» **WHAT IS ASKED**
Please print all of the material below, word for word.

——

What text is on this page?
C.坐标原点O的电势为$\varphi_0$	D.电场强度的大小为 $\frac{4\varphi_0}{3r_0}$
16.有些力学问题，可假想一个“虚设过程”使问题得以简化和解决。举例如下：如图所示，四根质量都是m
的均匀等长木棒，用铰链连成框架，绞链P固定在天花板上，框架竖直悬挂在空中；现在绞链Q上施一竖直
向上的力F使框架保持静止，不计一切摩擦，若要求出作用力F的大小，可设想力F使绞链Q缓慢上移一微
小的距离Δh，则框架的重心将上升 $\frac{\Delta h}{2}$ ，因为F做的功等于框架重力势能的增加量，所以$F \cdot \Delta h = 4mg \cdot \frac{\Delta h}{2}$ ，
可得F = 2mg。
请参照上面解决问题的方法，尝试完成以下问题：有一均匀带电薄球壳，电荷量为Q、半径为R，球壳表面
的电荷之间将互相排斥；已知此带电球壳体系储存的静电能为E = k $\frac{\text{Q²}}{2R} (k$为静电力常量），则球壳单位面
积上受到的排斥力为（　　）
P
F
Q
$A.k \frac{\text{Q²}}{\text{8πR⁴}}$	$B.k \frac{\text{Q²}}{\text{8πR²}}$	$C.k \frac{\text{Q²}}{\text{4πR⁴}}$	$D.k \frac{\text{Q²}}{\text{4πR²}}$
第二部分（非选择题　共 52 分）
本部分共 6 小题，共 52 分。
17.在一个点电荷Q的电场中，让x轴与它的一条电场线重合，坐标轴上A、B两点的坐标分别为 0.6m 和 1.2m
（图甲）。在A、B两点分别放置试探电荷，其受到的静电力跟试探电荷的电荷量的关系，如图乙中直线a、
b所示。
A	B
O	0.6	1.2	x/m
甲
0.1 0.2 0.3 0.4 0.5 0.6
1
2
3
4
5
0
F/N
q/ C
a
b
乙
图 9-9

——

» **RESULT**
What text is on this page?
C.坐标原点O的电势为$\varphi_0$	D.电场强度的大小为 $\frac{4\varphi_0}{3r_0}$
16.有些力学问题，可假想一个“虚设过程”使问题得以简化和解决。举例如下：如图所示，四根质量都是m
的均匀等长木棒，用铰链连成框架，绞链P固定在天花板上，框架竖直悬挂在空中；现在绞链Q上施一竖直
向上的力F使框架保持静止，不计一切摩擦，若要求出作用力F的大小，可设想力F使绞链Q缓慢上移一微
小的距离Δh，则框架的重心将上升 $\frac{\Delta h}{2}$ ，因为F做的功等于框架重力势能的增加量，所以$F \cdot \Delta h = 4mg \cdot \frac{\Delta h}{2}$ ，
可得F = 2mg。
请参照上面解决问题的方法，尝试完成以下问题：有一均匀带电薄球壳，电荷量为Q、半径为R，球壳表面
的电荷之间将互相排斥；已知此带电球壳体系储存的静电能为E = k $\frac{\text{Q²}}{2R} (k$为静电力常量），则球壳单位面
积上受到的排斥力为（　　）
P
F
Q
$A.k \frac{\text{Q²}}{\text{8πR⁴}}$	$B.k \frac{\text{Q²}}{\text{8πR²}}$	$C.k \frac{\text{Q²}}{\text{4πR⁴}}$	$D.k \frac{\text{Q²}}{\text{4πR²}}$
第二部分（非选择题　共 52 分）
本部分共 6 小题，共 52 分。
17.在一个点电荷Q的电场中，让x轴与它的一条电场线重合，坐标轴上A、B两点的坐标分别为 0.6m 和 1.2m
（图甲）。在A、B两点分别放置试探电荷，其受到的静电力跟试探电荷的电荷量的关系，如图乙中直线a、
b所示。
A	B
O	0.6	1.2	x/m
甲
0.1 0.2 0.3 0.4 0.5 0.6
1
2
3
4
5
0
F/N
q/ C
a
b
乙
图 9-9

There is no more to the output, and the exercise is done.